◆ Exercise instructions: Every line below is to be copied exactly, with the pictures left out.

-- BEGIN Task inputs --

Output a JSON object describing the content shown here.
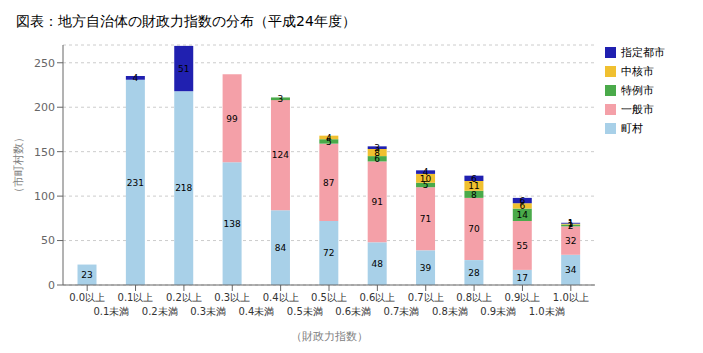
{
  "chart_data": {
    "type": "bar",
    "title": "図表：地方自治体の財政力指数の分布（平成24年度）",
    "xlabel": "（財政力指数）",
    "ylabel": "（市町村数）",
    "categories": [
      "0.0以上",
      "0.1以上",
      "0.2以上",
      "0.3以上",
      "0.4以上",
      "0.5以上",
      "0.6以上",
      "0.7以上",
      "0.8以上",
      "0.9以上",
      "1.0以上"
    ],
    "annotations": [
      "0.1未満",
      "0.2未満",
      "0.3未満",
      "0.4未満",
      "0.5未満",
      "0.6未満",
      "0.7未満",
      "0.8未満",
      "0.9未満",
      "1.0未満"
    ],
    "series": [
      {
        "name": "町村",
        "color": "#a8d0e8",
        "values": [
          23,
          231,
          218,
          138,
          84,
          72,
          48,
          39,
          28,
          17,
          34
        ]
      },
      {
        "name": "一般市",
        "color": "#f4a0a8",
        "values": [
          0,
          0,
          0,
          99,
          124,
          87,
          91,
          71,
          70,
          55,
          32
        ]
      },
      {
        "name": "特例市",
        "color": "#4aaa4a",
        "values": [
          0,
          0,
          0,
          0,
          3,
          5,
          6,
          5,
          8,
          14,
          2
        ]
      },
      {
        "name": "中核市",
        "color": "#f0c030",
        "values": [
          0,
          0,
          0,
          0,
          0,
          4,
          8,
          10,
          11,
          6,
          1
        ]
      },
      {
        "name": "指定都市",
        "color": "#2020b0",
        "values": [
          0,
          4,
          51,
          0,
          0,
          0,
          3,
          4,
          6,
          6,
          1
        ]
      }
    ],
    "stacked": true,
    "data_labels": true,
    "ylim": [
      0,
      270
    ],
    "yticks": [
      0,
      50,
      100,
      150,
      200,
      250
    ],
    "grid": true,
    "legend": "upper right"
  }
}
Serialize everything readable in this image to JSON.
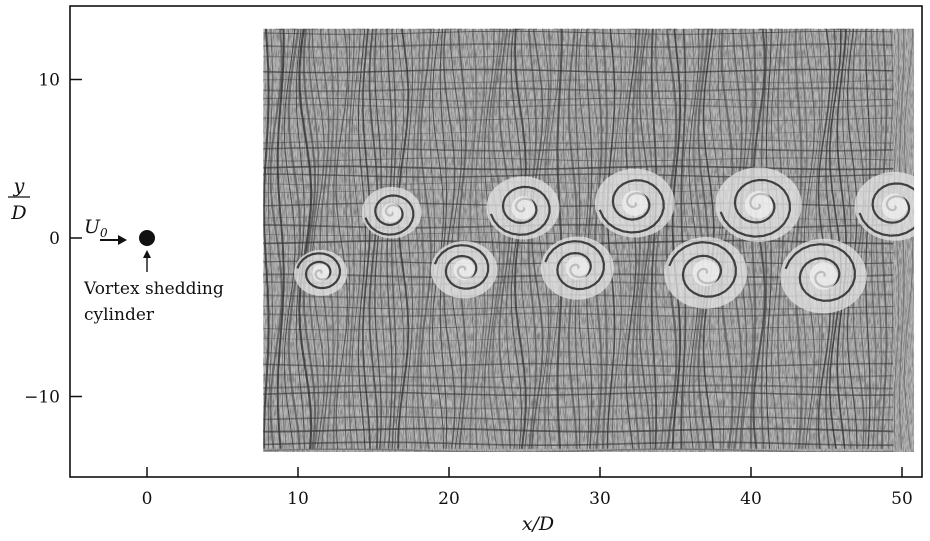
{
  "figure": {
    "x_axis_label": "x/D",
    "y_axis_label": {
      "numerator": "y",
      "denominator": "D"
    },
    "x_ticks": [
      "0",
      "10",
      "20",
      "30",
      "40",
      "50"
    ],
    "y_ticks": [
      "10",
      "0",
      "−10"
    ],
    "x_tick_values": [
      0,
      10,
      20,
      30,
      40,
      50
    ],
    "y_tick_values": [
      10,
      0,
      -10
    ],
    "x_range": [
      -5,
      51.5
    ],
    "y_range": [
      -15,
      15
    ],
    "flow_label": {
      "symbol": "U",
      "subscript": "0"
    },
    "cylinder_label": [
      "Vortex shedding",
      "cylinder"
    ],
    "cylinder_position": {
      "x": 0,
      "y": 0
    },
    "image_extent": {
      "x": [
        7.7,
        50.8
      ],
      "y": [
        -13.5,
        13.2
      ]
    },
    "image_description_icon": "vortex-street-photograph",
    "colors": {
      "ink": "#111111",
      "photo_background": "#b8b8b8",
      "vortex": "#e4e4e4",
      "streak": "#2a2a2a"
    }
  }
}
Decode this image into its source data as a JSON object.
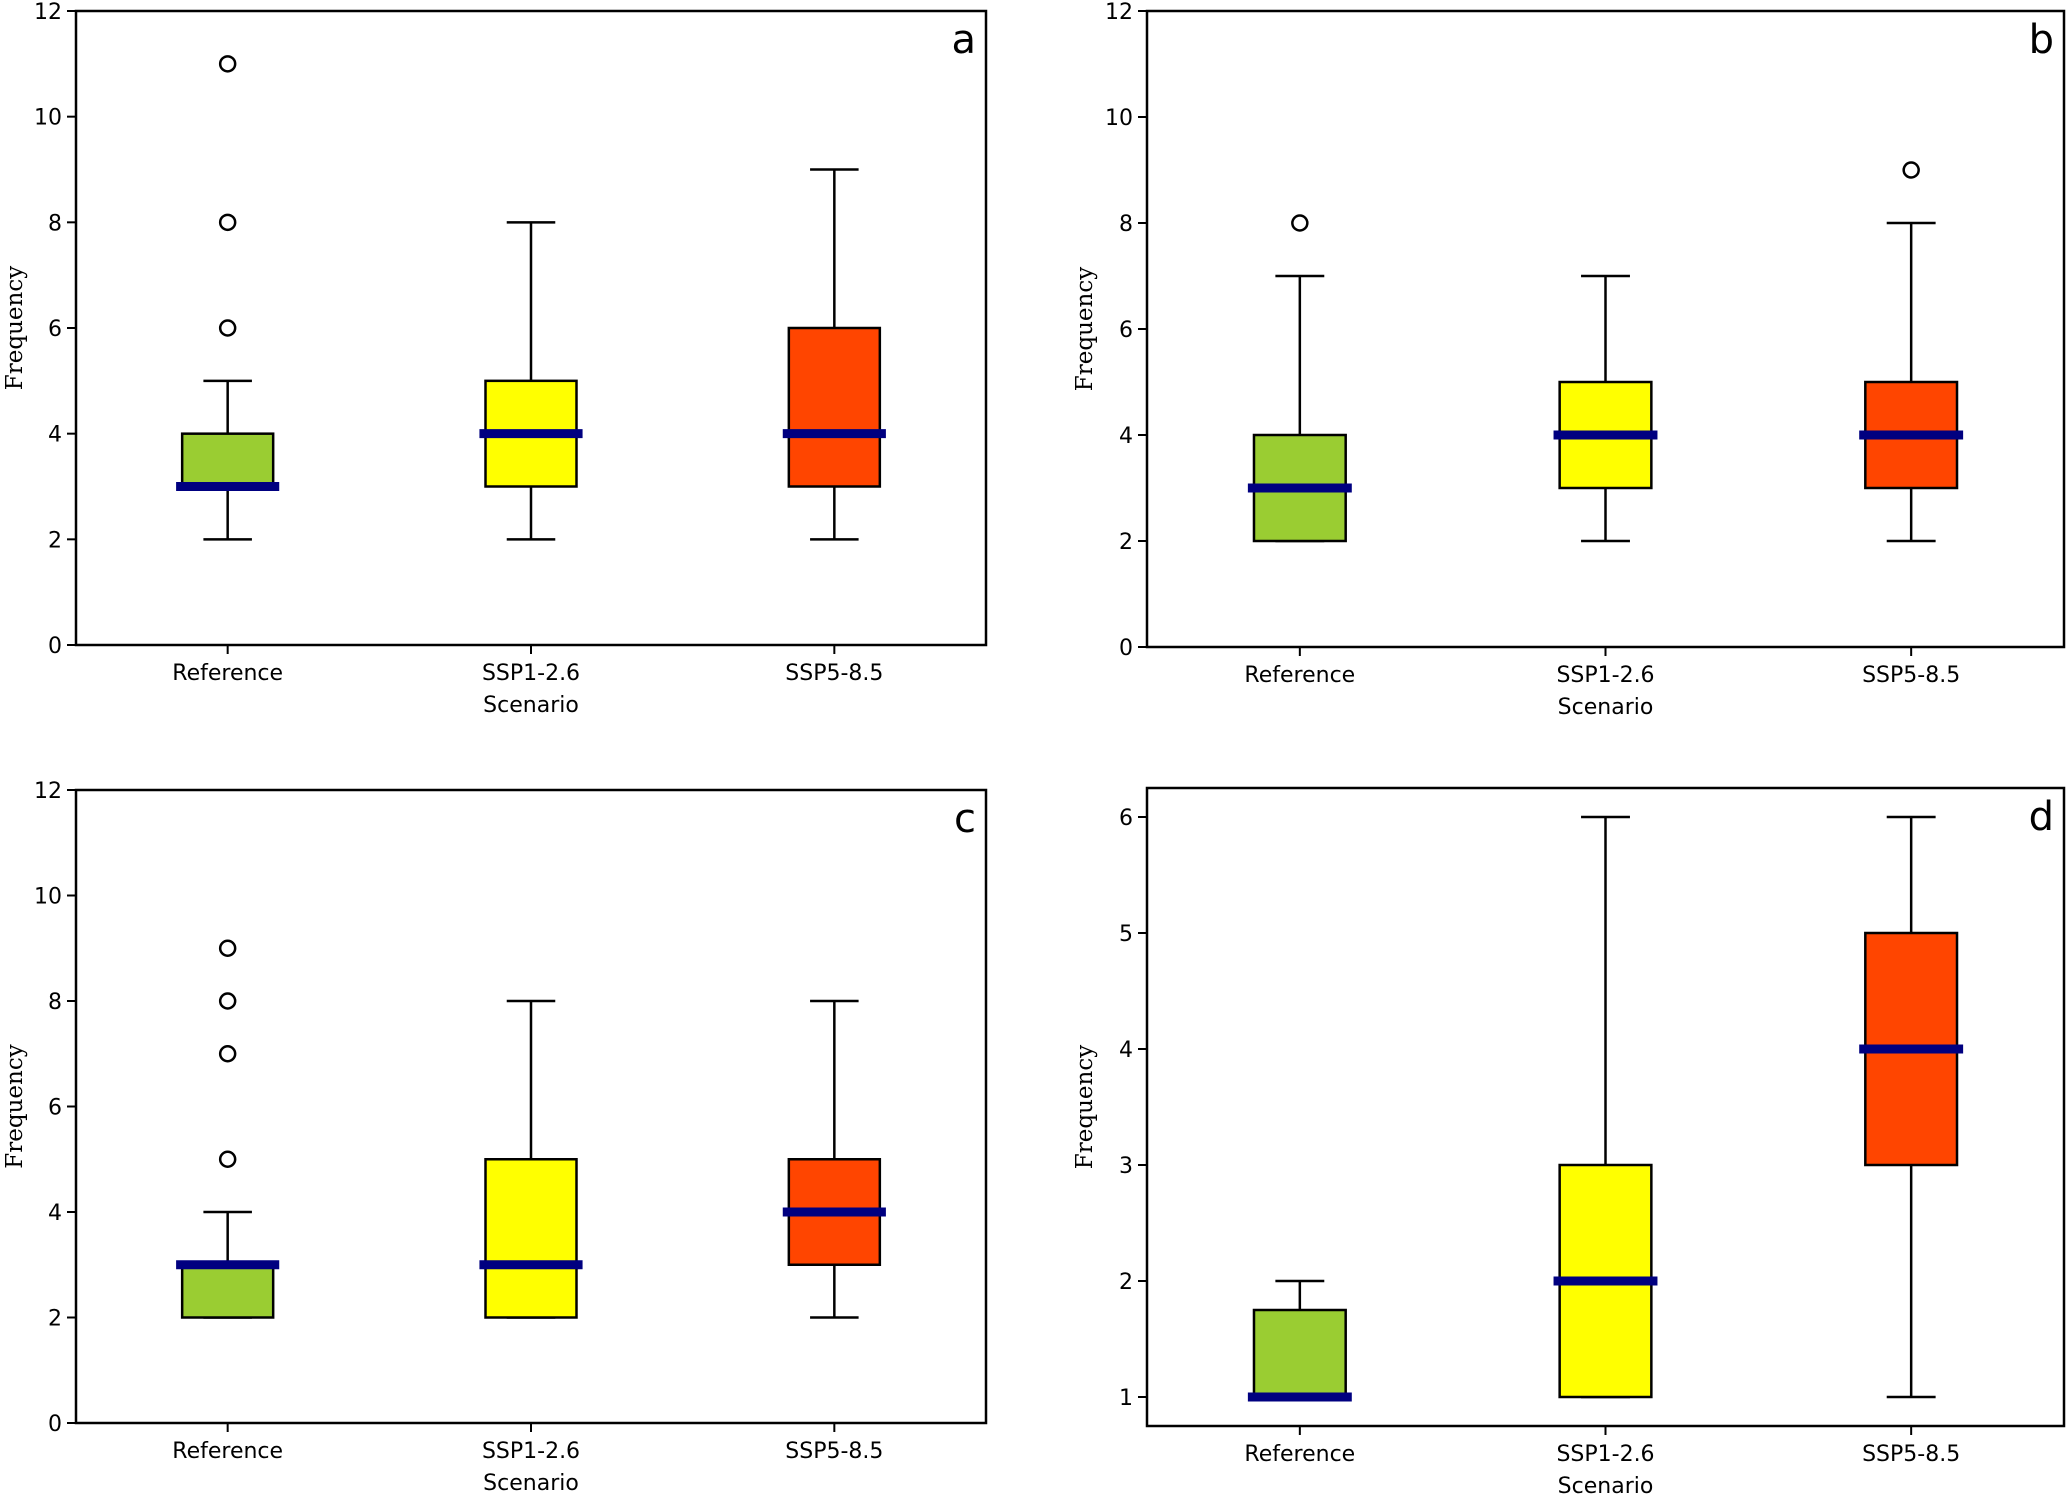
{
  "colors": {
    "Reference": "#9acd32",
    "SSP1-2.6": "#ffff00",
    "SSP5-8.5": "#ff4500",
    "median": "#000080",
    "outline": "#000000"
  },
  "chart_data": [
    {
      "type": "box",
      "panel_label": "a",
      "categories": [
        "Reference",
        "SSP1-2.6",
        "SSP5-8.5"
      ],
      "xlabel": "Scenario",
      "ylabel": "Frequency",
      "ylim": [
        0,
        12
      ],
      "yticks": [
        0,
        2,
        4,
        6,
        8,
        10,
        12
      ],
      "grid": false,
      "boxes": [
        {
          "whislo": 2,
          "q1": 3,
          "med": 3,
          "q3": 4,
          "whishi": 5,
          "fliers": [
            6,
            8,
            11
          ]
        },
        {
          "whislo": 2,
          "q1": 3,
          "med": 4,
          "q3": 5,
          "whishi": 8,
          "fliers": []
        },
        {
          "whislo": 2,
          "q1": 3,
          "med": 4,
          "q3": 6,
          "whishi": 9,
          "fliers": []
        }
      ]
    },
    {
      "type": "box",
      "panel_label": "b",
      "categories": [
        "Reference",
        "SSP1-2.6",
        "SSP5-8.5"
      ],
      "xlabel": "Scenario",
      "ylabel": "Frequency",
      "ylim": [
        0,
        12
      ],
      "yticks": [
        0,
        2,
        4,
        6,
        8,
        10,
        12
      ],
      "grid": false,
      "boxes": [
        {
          "whislo": 2,
          "q1": 2,
          "med": 3,
          "q3": 4,
          "whishi": 7,
          "fliers": [
            8
          ]
        },
        {
          "whislo": 2,
          "q1": 3,
          "med": 4,
          "q3": 5,
          "whishi": 7,
          "fliers": []
        },
        {
          "whislo": 2,
          "q1": 3,
          "med": 4,
          "q3": 5,
          "whishi": 8,
          "fliers": [
            9
          ]
        }
      ]
    },
    {
      "type": "box",
      "panel_label": "c",
      "categories": [
        "Reference",
        "SSP1-2.6",
        "SSP5-8.5"
      ],
      "xlabel": "Scenario",
      "ylabel": "Frequency",
      "ylim": [
        0,
        12
      ],
      "yticks": [
        0,
        2,
        4,
        6,
        8,
        10,
        12
      ],
      "grid": false,
      "boxes": [
        {
          "whislo": 2,
          "q1": 2,
          "med": 3,
          "q3": 3,
          "whishi": 4,
          "fliers": [
            5,
            7,
            8,
            9
          ]
        },
        {
          "whislo": 2,
          "q1": 2,
          "med": 3,
          "q3": 5,
          "whishi": 8,
          "fliers": []
        },
        {
          "whislo": 2,
          "q1": 3,
          "med": 4,
          "q3": 5,
          "whishi": 8,
          "fliers": []
        }
      ]
    },
    {
      "type": "box",
      "panel_label": "d",
      "categories": [
        "Reference",
        "SSP1-2.6",
        "SSP5-8.5"
      ],
      "xlabel": "Scenario",
      "ylabel": "Frequency",
      "ylim": [
        0.75,
        6.25
      ],
      "yticks": [
        1,
        2,
        3,
        4,
        5,
        6
      ],
      "grid": false,
      "boxes": [
        {
          "whislo": 1,
          "q1": 1,
          "med": 1,
          "q3": 1.75,
          "whishi": 2,
          "fliers": []
        },
        {
          "whislo": 1,
          "q1": 1,
          "med": 2,
          "q3": 3,
          "whishi": 6,
          "fliers": []
        },
        {
          "whislo": 1,
          "q1": 3,
          "med": 4,
          "q3": 5,
          "whishi": 6,
          "fliers": []
        }
      ]
    }
  ]
}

-- END Task inputs --

◆ Finished exercise:
Output a JSON object describing the content shown here.
{
  "chart_data": {
    "type": "bar",
    "title": "図表：地方自治体の財政力指数の分布（平成24年度）",
    "xlabel": "（財政力指数）",
    "ylabel": "（市町村数）",
    "categories": [
      "0.0以上",
      "0.1以上",
      "0.2以上",
      "0.3以上",
      "0.4以上",
      "0.5以上",
      "0.6以上",
      "0.7以上",
      "0.8以上",
      "0.9以上",
      "1.0以上"
    ],
    "annotations": [
      "0.1未満",
      "0.2未満",
      "0.3未満",
      "0.4未満",
      "0.5未満",
      "0.6未満",
      "0.7未満",
      "0.8未満",
      "0.9未満",
      "1.0未満"
    ],
    "series": [
      {
        "name": "町村",
        "color": "#a8d0e8",
        "values": [
          23,
          231,
          218,
          138,
          84,
          72,
          48,
          39,
          28,
          17,
          34
        ]
      },
      {
        "name": "一般市",
        "color": "#f4a0a8",
        "values": [
          0,
          0,
          0,
          99,
          124,
          87,
          91,
          71,
          70,
          55,
          32
        ]
      },
      {
        "name": "特例市",
        "color": "#4aaa4a",
        "values": [
          0,
          0,
          0,
          0,
          3,
          5,
          6,
          5,
          8,
          14,
          2
        ]
      },
      {
        "name": "中核市",
        "color": "#f0c030",
        "values": [
          0,
          0,
          0,
          0,
          0,
          4,
          8,
          10,
          11,
          6,
          1
        ]
      },
      {
        "name": "指定都市",
        "color": "#2020b0",
        "values": [
          0,
          4,
          51,
          0,
          0,
          0,
          3,
          4,
          6,
          6,
          1
        ]
      }
    ],
    "stacked": true,
    "data_labels": true,
    "ylim": [
      0,
      270
    ],
    "yticks": [
      0,
      50,
      100,
      150,
      200,
      250
    ],
    "grid": true,
    "legend": "upper right"
  }
}
Serialize everything readable in this image to JSON.
{
  "figure": {
    "x_axis_label": "x/D",
    "y_axis_label": {
      "numerator": "y",
      "denominator": "D"
    },
    "x_ticks": [
      "0",
      "10",
      "20",
      "30",
      "40",
      "50"
    ],
    "y_ticks": [
      "10",
      "0",
      "−10"
    ],
    "x_tick_values": [
      0,
      10,
      20,
      30,
      40,
      50
    ],
    "y_tick_values": [
      10,
      0,
      -10
    ],
    "x_range": [
      -5,
      51.5
    ],
    "y_range": [
      -15,
      15
    ],
    "flow_label": {
      "symbol": "U",
      "subscript": "0"
    },
    "cylinder_label": [
      "Vortex shedding",
      "cylinder"
    ],
    "cylinder_position": {
      "x": 0,
      "y": 0
    },
    "image_extent": {
      "x": [
        7.7,
        50.8
      ],
      "y": [
        -13.5,
        13.2
      ]
    },
    "image_description_icon": "vortex-street-photograph",
    "colors": {
      "ink": "#111111",
      "photo_background": "#b8b8b8",
      "vortex": "#e4e4e4",
      "streak": "#2a2a2a"
    }
  }
}
Decode this image into its source data as a JSON object.
{
  "colors": {
    "Reference": "#9acd32",
    "SSP1-2.6": "#ffff00",
    "SSP5-8.5": "#ff4500",
    "median": "#000080",
    "outline": "#000000"
  },
  "chart_data": [
    {
      "type": "box",
      "panel_label": "a",
      "categories": [
        "Reference",
        "SSP1-2.6",
        "SSP5-8.5"
      ],
      "xlabel": "Scenario",
      "ylabel": "Frequency",
      "ylim": [
        0,
        12
      ],
      "yticks": [
        0,
        2,
        4,
        6,
        8,
        10,
        12
      ],
      "grid": false,
      "boxes": [
        {
          "whislo": 2,
          "q1": 3,
          "med": 3,
          "q3": 4,
          "whishi": 5,
          "fliers": [
            6,
            8,
            11
          ]
        },
        {
          "whislo": 2,
          "q1": 3,
          "med": 4,
          "q3": 5,
          "whishi": 8,
          "fliers": []
        },
        {
          "whislo": 2,
          "q1": 3,
          "med": 4,
          "q3": 6,
          "whishi": 9,
          "fliers": []
        }
      ]
    },
    {
      "type": "box",
      "panel_label": "b",
      "categories": [
        "Reference",
        "SSP1-2.6",
        "SSP5-8.5"
      ],
      "xlabel": "Scenario",
      "ylabel": "Frequency",
      "ylim": [
        0,
        12
      ],
      "yticks": [
        0,
        2,
        4,
        6,
        8,
        10,
        12
      ],
      "grid": false,
      "boxes": [
        {
          "whislo": 2,
          "q1": 2,
          "med": 3,
          "q3": 4,
          "whishi": 7,
          "fliers": [
            8
          ]
        },
        {
          "whislo": 2,
          "q1": 3,
          "med": 4,
          "q3": 5,
          "whishi": 7,
          "fliers": []
        },
        {
          "whislo": 2,
          "q1": 3,
          "med": 4,
          "q3": 5,
          "whishi": 8,
          "fliers": [
            9
          ]
        }
      ]
    },
    {
      "type": "box",
      "panel_label": "c",
      "categories": [
        "Reference",
        "SSP1-2.6",
        "SSP5-8.5"
      ],
      "xlabel": "Scenario",
      "ylabel": "Frequency",
      "ylim": [
        0,
        12
      ],
      "yticks": [
        0,
        2,
        4,
        6,
        8,
        10,
        12
      ],
      "grid": false,
      "boxes": [
        {
          "whislo": 2,
          "q1": 2,
          "med": 3,
          "q3": 3,
          "whishi": 4,
          "fliers": [
            5,
            7,
            8,
            9
          ]
        },
        {
          "whislo": 2,
          "q1": 2,
          "med": 3,
          "q3": 5,
          "whishi": 8,
          "fliers": []
        },
        {
          "whislo": 2,
          "q1": 3,
          "med": 4,
          "q3": 5,
          "whishi": 8,
          "fliers": []
        }
      ]
    },
    {
      "type": "box",
      "panel_label": "d",
      "categories": [
        "Reference",
        "SSP1-2.6",
        "SSP5-8.5"
      ],
      "xlabel": "Scenario",
      "ylabel": "Frequency",
      "ylim": [
        0.75,
        6.25
      ],
      "yticks": [
        1,
        2,
        3,
        4,
        5,
        6
      ],
      "grid": false,
      "boxes": [
        {
          "whislo": 1,
          "q1": 1,
          "med": 1,
          "q3": 1.75,
          "whishi": 2,
          "fliers": []
        },
        {
          "whislo": 1,
          "q1": 1,
          "med": 2,
          "q3": 3,
          "whishi": 6,
          "fliers": []
        },
        {
          "whislo": 1,
          "q1": 3,
          "med": 4,
          "q3": 5,
          "whishi": 6,
          "fliers": []
        }
      ]
    }
  ]
}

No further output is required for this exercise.